Task goal: In your copy, repeat the records exactly and leave out the pictures.

Data lines:
········
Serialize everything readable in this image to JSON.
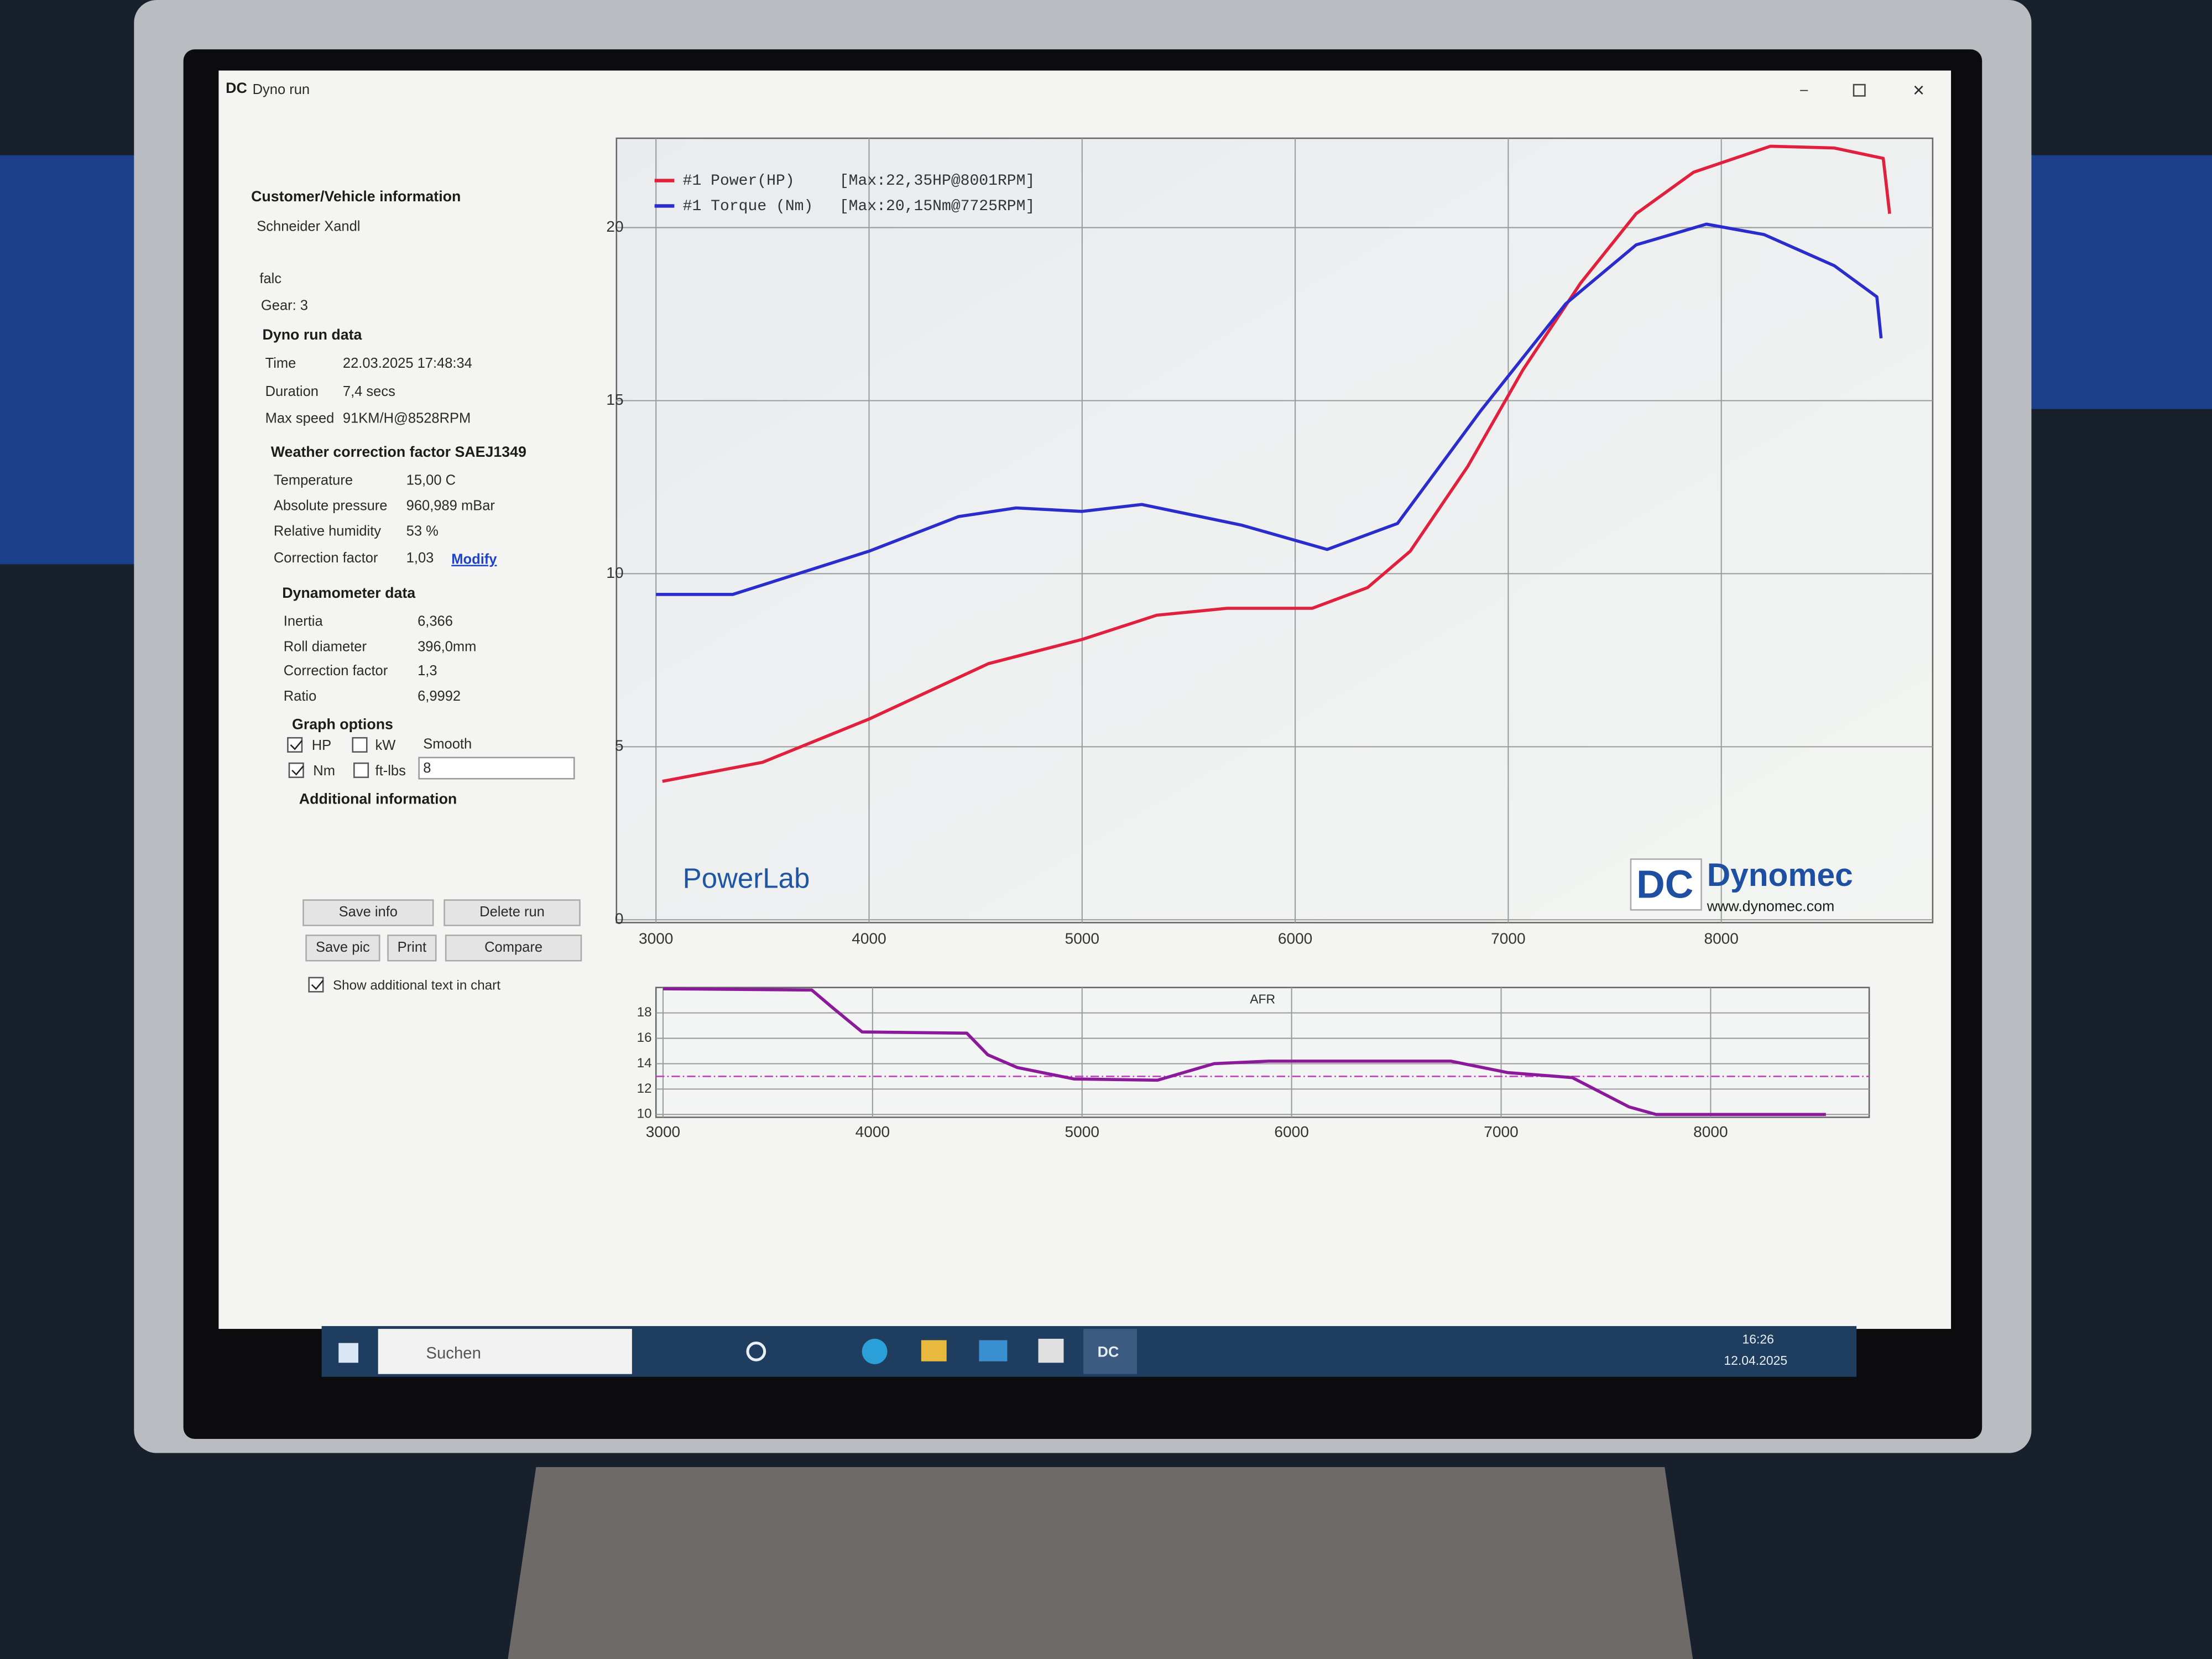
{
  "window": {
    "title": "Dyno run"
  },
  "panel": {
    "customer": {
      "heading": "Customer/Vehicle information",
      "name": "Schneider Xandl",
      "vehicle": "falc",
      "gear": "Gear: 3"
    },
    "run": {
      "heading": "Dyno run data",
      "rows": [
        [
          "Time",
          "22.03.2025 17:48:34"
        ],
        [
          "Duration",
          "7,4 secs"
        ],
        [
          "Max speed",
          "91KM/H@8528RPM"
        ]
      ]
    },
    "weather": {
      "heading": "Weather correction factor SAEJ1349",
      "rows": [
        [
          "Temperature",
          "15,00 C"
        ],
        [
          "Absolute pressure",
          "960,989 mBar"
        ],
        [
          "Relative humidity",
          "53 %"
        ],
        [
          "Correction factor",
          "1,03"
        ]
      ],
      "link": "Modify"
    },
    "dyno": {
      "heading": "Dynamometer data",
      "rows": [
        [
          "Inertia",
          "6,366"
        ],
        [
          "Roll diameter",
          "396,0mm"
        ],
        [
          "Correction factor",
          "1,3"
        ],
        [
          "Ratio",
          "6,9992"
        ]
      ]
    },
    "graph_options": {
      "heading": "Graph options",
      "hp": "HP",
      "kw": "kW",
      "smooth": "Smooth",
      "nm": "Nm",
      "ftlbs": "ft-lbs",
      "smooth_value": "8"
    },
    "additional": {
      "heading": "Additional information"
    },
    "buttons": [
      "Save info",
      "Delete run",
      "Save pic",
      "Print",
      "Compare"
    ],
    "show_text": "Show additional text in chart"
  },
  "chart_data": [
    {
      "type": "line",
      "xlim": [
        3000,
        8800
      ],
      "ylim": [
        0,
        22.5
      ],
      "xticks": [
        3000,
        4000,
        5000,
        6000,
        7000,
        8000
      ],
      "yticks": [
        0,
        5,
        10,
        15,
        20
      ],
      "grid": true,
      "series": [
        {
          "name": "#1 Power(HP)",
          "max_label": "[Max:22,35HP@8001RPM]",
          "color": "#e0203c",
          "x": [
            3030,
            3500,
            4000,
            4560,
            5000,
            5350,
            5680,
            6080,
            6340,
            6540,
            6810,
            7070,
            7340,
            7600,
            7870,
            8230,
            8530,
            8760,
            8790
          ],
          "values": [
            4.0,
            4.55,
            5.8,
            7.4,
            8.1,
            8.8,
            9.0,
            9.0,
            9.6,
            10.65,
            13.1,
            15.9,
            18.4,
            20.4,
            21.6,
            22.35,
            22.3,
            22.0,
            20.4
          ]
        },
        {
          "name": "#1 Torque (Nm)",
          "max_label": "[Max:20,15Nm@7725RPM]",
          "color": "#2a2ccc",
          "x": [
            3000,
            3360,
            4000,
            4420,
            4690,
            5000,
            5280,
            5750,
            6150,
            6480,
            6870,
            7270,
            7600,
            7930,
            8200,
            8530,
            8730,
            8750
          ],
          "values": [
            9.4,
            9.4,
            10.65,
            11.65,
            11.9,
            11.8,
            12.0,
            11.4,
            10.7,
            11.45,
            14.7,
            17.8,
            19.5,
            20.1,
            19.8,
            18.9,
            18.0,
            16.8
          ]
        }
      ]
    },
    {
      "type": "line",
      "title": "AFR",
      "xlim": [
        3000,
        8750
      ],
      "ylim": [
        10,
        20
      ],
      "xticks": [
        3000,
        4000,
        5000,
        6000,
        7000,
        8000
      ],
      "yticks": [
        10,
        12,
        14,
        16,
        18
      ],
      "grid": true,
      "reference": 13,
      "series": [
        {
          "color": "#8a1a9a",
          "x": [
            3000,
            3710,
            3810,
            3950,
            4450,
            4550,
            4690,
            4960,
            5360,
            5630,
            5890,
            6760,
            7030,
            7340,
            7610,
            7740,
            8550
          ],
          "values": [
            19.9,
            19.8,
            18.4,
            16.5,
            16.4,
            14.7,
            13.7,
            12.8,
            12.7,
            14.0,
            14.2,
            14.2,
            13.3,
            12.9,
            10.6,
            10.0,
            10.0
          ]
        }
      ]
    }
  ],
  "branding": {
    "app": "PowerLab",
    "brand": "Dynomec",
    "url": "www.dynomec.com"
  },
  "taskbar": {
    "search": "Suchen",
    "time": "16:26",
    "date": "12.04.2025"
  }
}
········
Full output:
Serialize everything readable in this image to JSON.
{
  "window": {
    "title": "Dyno run"
  },
  "panel": {
    "customer": {
      "heading": "Customer/Vehicle information",
      "name": "Schneider Xandl",
      "vehicle": "falc",
      "gear": "Gear: 3"
    },
    "run": {
      "heading": "Dyno run data",
      "rows": [
        [
          "Time",
          "22.03.2025 17:48:34"
        ],
        [
          "Duration",
          "7,4 secs"
        ],
        [
          "Max speed",
          "91KM/H@8528RPM"
        ]
      ]
    },
    "weather": {
      "heading": "Weather correction factor SAEJ1349",
      "rows": [
        [
          "Temperature",
          "15,00 C"
        ],
        [
          "Absolute pressure",
          "960,989 mBar"
        ],
        [
          "Relative humidity",
          "53 %"
        ],
        [
          "Correction factor",
          "1,03"
        ]
      ],
      "link": "Modify"
    },
    "dyno": {
      "heading": "Dynamometer data",
      "rows": [
        [
          "Inertia",
          "6,366"
        ],
        [
          "Roll diameter",
          "396,0mm"
        ],
        [
          "Correction factor",
          "1,3"
        ],
        [
          "Ratio",
          "6,9992"
        ]
      ]
    },
    "graph_options": {
      "heading": "Graph options",
      "hp": "HP",
      "kw": "kW",
      "smooth": "Smooth",
      "nm": "Nm",
      "ftlbs": "ft-lbs",
      "smooth_value": "8"
    },
    "additional": {
      "heading": "Additional information"
    },
    "buttons": [
      "Save info",
      "Delete run",
      "Save pic",
      "Print",
      "Compare"
    ],
    "show_text": "Show additional text in chart"
  },
  "chart_data": [
    {
      "type": "line",
      "xlim": [
        3000,
        8800
      ],
      "ylim": [
        0,
        22.5
      ],
      "xticks": [
        3000,
        4000,
        5000,
        6000,
        7000,
        8000
      ],
      "yticks": [
        0,
        5,
        10,
        15,
        20
      ],
      "grid": true,
      "series": [
        {
          "name": "#1 Power(HP)",
          "max_label": "[Max:22,35HP@8001RPM]",
          "color": "#e0203c",
          "x": [
            3030,
            3500,
            4000,
            4560,
            5000,
            5350,
            5680,
            6080,
            6340,
            6540,
            6810,
            7070,
            7340,
            7600,
            7870,
            8230,
            8530,
            8760,
            8790
          ],
          "values": [
            4.0,
            4.55,
            5.8,
            7.4,
            8.1,
            8.8,
            9.0,
            9.0,
            9.6,
            10.65,
            13.1,
            15.9,
            18.4,
            20.4,
            21.6,
            22.35,
            22.3,
            22.0,
            20.4
          ]
        },
        {
          "name": "#1 Torque (Nm)",
          "max_label": "[Max:20,15Nm@7725RPM]",
          "color": "#2a2ccc",
          "x": [
            3000,
            3360,
            4000,
            4420,
            4690,
            5000,
            5280,
            5750,
            6150,
            6480,
            6870,
            7270,
            7600,
            7930,
            8200,
            8530,
            8730,
            8750
          ],
          "values": [
            9.4,
            9.4,
            10.65,
            11.65,
            11.9,
            11.8,
            12.0,
            11.4,
            10.7,
            11.45,
            14.7,
            17.8,
            19.5,
            20.1,
            19.8,
            18.9,
            18.0,
            16.8
          ]
        }
      ]
    },
    {
      "type": "line",
      "title": "AFR",
      "xlim": [
        3000,
        8750
      ],
      "ylim": [
        10,
        20
      ],
      "xticks": [
        3000,
        4000,
        5000,
        6000,
        7000,
        8000
      ],
      "yticks": [
        10,
        12,
        14,
        16,
        18
      ],
      "grid": true,
      "reference": 13,
      "series": [
        {
          "color": "#8a1a9a",
          "x": [
            3000,
            3710,
            3810,
            3950,
            4450,
            4550,
            4690,
            4960,
            5360,
            5630,
            5890,
            6760,
            7030,
            7340,
            7610,
            7740,
            8550
          ],
          "values": [
            19.9,
            19.8,
            18.4,
            16.5,
            16.4,
            14.7,
            13.7,
            12.8,
            12.7,
            14.0,
            14.2,
            14.2,
            13.3,
            12.9,
            10.6,
            10.0,
            10.0
          ]
        }
      ]
    }
  ],
  "branding": {
    "app": "PowerLab",
    "brand": "Dynomec",
    "url": "www.dynomec.com"
  },
  "taskbar": {
    "search": "Suchen",
    "time": "16:26",
    "date": "12.04.2025"
  }
}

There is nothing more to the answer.